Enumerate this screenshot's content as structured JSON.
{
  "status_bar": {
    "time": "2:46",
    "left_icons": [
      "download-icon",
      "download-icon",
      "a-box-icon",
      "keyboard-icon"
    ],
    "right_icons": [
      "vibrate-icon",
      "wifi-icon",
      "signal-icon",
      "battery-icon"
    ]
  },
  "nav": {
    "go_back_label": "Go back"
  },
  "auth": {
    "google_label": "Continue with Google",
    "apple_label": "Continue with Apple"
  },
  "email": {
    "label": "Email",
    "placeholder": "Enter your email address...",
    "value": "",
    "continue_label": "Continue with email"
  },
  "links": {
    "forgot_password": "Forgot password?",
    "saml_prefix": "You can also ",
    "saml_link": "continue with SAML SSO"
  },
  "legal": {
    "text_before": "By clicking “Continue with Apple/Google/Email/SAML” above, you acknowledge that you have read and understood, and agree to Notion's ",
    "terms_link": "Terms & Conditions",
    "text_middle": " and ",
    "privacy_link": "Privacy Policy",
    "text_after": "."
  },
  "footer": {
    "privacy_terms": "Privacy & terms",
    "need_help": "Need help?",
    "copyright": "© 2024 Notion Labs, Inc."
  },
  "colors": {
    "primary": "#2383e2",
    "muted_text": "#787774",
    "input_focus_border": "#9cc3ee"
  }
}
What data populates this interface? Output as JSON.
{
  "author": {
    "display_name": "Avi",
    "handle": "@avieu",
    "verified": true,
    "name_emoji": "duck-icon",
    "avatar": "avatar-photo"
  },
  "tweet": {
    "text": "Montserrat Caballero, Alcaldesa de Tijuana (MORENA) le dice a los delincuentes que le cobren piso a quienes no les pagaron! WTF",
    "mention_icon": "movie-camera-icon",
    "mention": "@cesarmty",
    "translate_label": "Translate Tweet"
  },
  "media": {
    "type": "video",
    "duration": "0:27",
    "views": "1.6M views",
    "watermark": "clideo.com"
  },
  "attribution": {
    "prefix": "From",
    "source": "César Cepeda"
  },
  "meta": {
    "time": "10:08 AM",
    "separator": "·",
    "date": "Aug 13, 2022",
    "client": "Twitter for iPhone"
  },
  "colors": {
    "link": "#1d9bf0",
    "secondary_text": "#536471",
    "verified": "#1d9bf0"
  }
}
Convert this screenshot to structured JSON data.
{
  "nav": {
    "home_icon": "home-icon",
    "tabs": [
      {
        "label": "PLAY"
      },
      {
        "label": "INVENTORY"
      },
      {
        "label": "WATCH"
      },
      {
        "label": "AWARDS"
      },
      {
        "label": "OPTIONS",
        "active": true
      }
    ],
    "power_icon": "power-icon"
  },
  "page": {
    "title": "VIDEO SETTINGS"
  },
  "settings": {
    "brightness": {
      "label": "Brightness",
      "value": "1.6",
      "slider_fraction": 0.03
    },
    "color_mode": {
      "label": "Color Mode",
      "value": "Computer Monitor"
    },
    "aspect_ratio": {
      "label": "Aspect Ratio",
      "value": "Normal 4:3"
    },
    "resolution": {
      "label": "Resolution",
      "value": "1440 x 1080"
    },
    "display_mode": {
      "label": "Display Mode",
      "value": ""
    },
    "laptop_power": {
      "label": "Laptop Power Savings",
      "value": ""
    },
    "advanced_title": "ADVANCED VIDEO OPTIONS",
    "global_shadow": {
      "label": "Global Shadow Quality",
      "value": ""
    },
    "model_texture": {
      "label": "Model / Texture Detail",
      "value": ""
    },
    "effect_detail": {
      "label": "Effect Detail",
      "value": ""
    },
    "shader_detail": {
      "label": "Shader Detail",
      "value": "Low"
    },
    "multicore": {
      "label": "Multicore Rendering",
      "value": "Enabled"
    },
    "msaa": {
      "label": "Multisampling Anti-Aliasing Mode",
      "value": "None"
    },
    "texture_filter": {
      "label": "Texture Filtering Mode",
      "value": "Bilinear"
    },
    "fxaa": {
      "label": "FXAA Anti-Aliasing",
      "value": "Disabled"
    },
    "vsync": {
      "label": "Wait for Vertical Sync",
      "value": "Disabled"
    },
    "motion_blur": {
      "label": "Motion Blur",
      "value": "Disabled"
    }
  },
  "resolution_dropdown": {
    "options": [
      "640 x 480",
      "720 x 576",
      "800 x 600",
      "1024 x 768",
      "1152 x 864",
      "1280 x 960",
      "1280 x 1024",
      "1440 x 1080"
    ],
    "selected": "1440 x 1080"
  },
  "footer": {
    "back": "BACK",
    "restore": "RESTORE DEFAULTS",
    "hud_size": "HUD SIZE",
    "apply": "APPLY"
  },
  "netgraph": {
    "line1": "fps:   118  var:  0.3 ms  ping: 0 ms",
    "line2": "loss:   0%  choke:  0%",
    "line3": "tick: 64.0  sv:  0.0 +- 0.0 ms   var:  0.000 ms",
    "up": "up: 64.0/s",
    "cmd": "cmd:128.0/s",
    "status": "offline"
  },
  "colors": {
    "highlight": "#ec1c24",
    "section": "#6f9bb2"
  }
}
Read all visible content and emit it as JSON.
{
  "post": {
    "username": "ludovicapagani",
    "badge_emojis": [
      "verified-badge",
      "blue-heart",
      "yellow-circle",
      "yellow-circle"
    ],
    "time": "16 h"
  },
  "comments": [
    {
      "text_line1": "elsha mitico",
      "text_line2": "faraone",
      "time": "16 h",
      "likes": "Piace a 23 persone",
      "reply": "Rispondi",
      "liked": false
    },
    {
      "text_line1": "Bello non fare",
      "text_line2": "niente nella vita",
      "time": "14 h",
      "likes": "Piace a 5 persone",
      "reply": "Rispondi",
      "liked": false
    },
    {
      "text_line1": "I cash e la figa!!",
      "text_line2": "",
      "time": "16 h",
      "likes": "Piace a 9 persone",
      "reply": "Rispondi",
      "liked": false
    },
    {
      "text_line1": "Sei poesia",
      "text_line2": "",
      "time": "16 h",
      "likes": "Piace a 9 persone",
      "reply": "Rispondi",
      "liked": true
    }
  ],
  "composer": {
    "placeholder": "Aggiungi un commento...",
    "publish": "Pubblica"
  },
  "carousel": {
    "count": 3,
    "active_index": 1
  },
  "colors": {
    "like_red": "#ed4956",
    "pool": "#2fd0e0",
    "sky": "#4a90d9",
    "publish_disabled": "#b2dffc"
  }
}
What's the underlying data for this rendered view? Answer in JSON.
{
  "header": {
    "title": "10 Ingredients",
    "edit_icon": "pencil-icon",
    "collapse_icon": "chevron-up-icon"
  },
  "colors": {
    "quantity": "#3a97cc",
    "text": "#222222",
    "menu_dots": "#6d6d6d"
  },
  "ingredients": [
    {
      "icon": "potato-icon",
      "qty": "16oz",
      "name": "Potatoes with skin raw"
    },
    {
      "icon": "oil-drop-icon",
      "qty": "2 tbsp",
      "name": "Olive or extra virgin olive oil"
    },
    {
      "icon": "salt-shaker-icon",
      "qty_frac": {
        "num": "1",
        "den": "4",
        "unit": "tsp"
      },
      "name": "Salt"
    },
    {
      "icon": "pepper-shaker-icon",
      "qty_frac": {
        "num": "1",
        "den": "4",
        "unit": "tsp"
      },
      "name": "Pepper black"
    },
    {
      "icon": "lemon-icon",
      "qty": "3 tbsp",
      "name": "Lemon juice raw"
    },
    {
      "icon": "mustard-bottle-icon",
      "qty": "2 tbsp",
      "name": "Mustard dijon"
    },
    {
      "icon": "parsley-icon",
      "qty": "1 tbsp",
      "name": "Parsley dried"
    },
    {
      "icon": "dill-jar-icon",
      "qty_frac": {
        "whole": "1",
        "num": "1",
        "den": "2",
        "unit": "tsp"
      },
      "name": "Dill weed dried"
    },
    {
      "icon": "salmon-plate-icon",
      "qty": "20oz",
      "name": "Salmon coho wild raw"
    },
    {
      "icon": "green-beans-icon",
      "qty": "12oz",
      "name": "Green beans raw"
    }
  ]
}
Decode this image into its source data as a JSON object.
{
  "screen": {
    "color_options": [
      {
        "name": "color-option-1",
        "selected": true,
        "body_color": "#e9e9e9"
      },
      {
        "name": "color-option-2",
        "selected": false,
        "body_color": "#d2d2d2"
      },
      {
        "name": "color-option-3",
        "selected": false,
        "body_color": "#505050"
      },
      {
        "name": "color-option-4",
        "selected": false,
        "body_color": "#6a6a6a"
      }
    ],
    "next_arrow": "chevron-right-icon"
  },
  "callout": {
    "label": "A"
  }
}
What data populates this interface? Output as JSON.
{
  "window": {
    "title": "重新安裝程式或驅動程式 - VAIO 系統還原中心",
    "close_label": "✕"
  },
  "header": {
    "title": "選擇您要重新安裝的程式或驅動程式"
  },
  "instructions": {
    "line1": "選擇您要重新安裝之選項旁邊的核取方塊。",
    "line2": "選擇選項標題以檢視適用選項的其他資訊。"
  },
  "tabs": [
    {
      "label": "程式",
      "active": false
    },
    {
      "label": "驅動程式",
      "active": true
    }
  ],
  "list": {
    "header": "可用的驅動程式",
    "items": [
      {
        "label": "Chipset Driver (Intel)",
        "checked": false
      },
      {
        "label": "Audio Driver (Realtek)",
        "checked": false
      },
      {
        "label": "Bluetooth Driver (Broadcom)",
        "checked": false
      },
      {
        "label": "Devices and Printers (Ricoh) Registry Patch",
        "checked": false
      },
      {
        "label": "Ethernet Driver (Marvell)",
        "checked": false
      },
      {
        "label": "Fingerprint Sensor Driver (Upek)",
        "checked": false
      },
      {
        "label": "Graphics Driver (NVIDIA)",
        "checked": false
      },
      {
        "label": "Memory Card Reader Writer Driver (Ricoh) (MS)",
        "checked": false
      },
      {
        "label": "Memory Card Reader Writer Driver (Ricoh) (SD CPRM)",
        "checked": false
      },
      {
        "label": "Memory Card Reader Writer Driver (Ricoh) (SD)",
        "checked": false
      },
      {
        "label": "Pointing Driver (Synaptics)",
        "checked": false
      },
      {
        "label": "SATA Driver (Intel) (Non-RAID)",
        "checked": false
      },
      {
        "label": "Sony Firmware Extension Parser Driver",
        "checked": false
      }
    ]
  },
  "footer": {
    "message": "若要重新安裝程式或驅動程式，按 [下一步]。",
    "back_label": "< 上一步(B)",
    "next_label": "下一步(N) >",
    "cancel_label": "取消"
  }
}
........
▸ **WHAT YOU ARE ASKED TO DO**:
Say how many lines contain "time", and give nothing but that number.

▸ **EXERCISE SOLUTION**:
7